▶ **Given information**

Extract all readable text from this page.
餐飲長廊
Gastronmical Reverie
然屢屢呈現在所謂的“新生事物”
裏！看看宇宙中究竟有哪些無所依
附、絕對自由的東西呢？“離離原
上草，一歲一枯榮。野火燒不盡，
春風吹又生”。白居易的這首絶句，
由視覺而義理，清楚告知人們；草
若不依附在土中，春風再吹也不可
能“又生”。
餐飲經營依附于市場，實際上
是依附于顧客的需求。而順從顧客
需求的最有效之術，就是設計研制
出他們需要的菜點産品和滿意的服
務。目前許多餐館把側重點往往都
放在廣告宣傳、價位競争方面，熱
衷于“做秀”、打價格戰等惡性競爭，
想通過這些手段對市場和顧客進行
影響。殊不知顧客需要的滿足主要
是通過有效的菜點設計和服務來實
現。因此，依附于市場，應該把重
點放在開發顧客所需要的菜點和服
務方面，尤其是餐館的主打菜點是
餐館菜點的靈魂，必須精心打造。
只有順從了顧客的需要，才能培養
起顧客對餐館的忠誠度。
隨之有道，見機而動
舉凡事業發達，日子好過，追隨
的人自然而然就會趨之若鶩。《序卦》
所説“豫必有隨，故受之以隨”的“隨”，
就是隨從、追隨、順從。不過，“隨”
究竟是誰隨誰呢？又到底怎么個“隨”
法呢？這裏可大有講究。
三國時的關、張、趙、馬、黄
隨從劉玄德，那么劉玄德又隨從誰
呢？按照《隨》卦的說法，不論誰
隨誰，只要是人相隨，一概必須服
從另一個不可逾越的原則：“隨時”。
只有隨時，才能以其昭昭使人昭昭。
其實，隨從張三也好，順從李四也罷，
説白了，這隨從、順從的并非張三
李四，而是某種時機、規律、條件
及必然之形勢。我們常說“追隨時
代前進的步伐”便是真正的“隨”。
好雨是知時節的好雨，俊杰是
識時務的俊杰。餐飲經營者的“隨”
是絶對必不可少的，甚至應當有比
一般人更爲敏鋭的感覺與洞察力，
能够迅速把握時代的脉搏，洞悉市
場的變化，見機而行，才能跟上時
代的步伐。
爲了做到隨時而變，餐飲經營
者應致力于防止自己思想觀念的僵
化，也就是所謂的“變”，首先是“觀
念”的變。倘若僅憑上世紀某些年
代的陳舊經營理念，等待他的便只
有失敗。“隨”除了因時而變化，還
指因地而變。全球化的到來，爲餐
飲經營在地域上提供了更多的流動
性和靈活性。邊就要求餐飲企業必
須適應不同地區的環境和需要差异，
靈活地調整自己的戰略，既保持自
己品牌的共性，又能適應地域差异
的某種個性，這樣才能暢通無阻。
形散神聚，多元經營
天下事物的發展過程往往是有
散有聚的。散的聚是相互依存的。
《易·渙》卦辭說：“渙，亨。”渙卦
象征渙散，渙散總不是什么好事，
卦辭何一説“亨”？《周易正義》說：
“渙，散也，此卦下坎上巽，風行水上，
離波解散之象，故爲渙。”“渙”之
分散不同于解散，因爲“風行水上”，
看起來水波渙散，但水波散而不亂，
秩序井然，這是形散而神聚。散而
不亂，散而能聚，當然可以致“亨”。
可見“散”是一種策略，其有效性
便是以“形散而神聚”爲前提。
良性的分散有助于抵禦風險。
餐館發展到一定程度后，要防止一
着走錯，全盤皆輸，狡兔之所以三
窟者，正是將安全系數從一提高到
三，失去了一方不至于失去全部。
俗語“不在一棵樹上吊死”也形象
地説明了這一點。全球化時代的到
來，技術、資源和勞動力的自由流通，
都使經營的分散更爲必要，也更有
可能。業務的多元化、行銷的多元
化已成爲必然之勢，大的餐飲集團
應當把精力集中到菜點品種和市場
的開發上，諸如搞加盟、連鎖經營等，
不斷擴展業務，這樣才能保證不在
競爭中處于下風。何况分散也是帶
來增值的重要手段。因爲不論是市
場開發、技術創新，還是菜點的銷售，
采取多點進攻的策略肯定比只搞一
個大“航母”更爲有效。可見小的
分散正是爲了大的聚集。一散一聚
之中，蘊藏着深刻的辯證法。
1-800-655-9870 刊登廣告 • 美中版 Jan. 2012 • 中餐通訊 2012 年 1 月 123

▶ **Job**
Print out every entry, keeping each one exact.

▶ **Full output**
Extract all readable text from this page.
餐飲長廊
Gastronmical Reverie
然屢屢呈現在所謂的“新生事物”
裏！看看宇宙中究竟有哪些無所依
附、絕對自由的東西呢？“離離原
上草，一歲一枯榮。野火燒不盡，
春風吹又生”。白居易的這首絶句，
由視覺而義理，清楚告知人們；草
若不依附在土中，春風再吹也不可
能“又生”。
餐飲經營依附于市場，實際上
是依附于顧客的需求。而順從顧客
需求的最有效之術，就是設計研制
出他們需要的菜點産品和滿意的服
務。目前許多餐館把側重點往往都
放在廣告宣傳、價位競争方面，熱
衷于“做秀”、打價格戰等惡性競爭，
想通過這些手段對市場和顧客進行
影響。殊不知顧客需要的滿足主要
是通過有效的菜點設計和服務來實
現。因此，依附于市場，應該把重
點放在開發顧客所需要的菜點和服
務方面，尤其是餐館的主打菜點是
餐館菜點的靈魂，必須精心打造。
只有順從了顧客的需要，才能培養
起顧客對餐館的忠誠度。
隨之有道，見機而動
舉凡事業發達，日子好過，追隨
的人自然而然就會趨之若鶩。《序卦》
所説“豫必有隨，故受之以隨”的“隨”，
就是隨從、追隨、順從。不過，“隨”
究竟是誰隨誰呢？又到底怎么個“隨”
法呢？這裏可大有講究。
三國時的關、張、趙、馬、黄
隨從劉玄德，那么劉玄德又隨從誰
呢？按照《隨》卦的說法，不論誰
隨誰，只要是人相隨，一概必須服
從另一個不可逾越的原則：“隨時”。
只有隨時，才能以其昭昭使人昭昭。
其實，隨從張三也好，順從李四也罷，
説白了，這隨從、順從的并非張三
李四，而是某種時機、規律、條件
及必然之形勢。我們常說“追隨時
代前進的步伐”便是真正的“隨”。
好雨是知時節的好雨，俊杰是
識時務的俊杰。餐飲經營者的“隨”
是絶對必不可少的，甚至應當有比
一般人更爲敏鋭的感覺與洞察力，
能够迅速把握時代的脉搏，洞悉市
場的變化，見機而行，才能跟上時
代的步伐。
爲了做到隨時而變，餐飲經營
者應致力于防止自己思想觀念的僵
化，也就是所謂的“變”，首先是“觀
念”的變。倘若僅憑上世紀某些年
代的陳舊經營理念，等待他的便只
有失敗。“隨”除了因時而變化，還
指因地而變。全球化的到來，爲餐
飲經營在地域上提供了更多的流動
性和靈活性。邊就要求餐飲企業必
須適應不同地區的環境和需要差异，
靈活地調整自己的戰略，既保持自
己品牌的共性，又能適應地域差异
的某種個性，這樣才能暢通無阻。
形散神聚，多元經營
天下事物的發展過程往往是有
散有聚的。散的聚是相互依存的。
《易·渙》卦辭說：“渙，亨。”渙卦
象征渙散，渙散總不是什么好事，
卦辭何一説“亨”？《周易正義》說：
“渙，散也，此卦下坎上巽，風行水上，
離波解散之象，故爲渙。”“渙”之
分散不同于解散，因爲“風行水上”，
看起來水波渙散，但水波散而不亂，
秩序井然，這是形散而神聚。散而
不亂，散而能聚，當然可以致“亨”。
可見“散”是一種策略，其有效性
便是以“形散而神聚”爲前提。
良性的分散有助于抵禦風險。
餐館發展到一定程度后，要防止一
着走錯，全盤皆輸，狡兔之所以三
窟者，正是將安全系數從一提高到
三，失去了一方不至于失去全部。
俗語“不在一棵樹上吊死”也形象
地説明了這一點。全球化時代的到
來，技術、資源和勞動力的自由流通，
都使經營的分散更爲必要，也更有
可能。業務的多元化、行銷的多元
化已成爲必然之勢，大的餐飲集團
應當把精力集中到菜點品種和市場
的開發上，諸如搞加盟、連鎖經營等，
不斷擴展業務，這樣才能保證不在
競爭中處于下風。何况分散也是帶
來增值的重要手段。因爲不論是市
場開發、技術創新，還是菜點的銷售，
采取多點進攻的策略肯定比只搞一
個大“航母”更爲有效。可見小的
分散正是爲了大的聚集。一散一聚
之中，蘊藏着深刻的辯證法。
1-800-655-9870 刊登廣告 • 美中版 Jan. 2012 • 中餐通訊 2012 年 1 月 123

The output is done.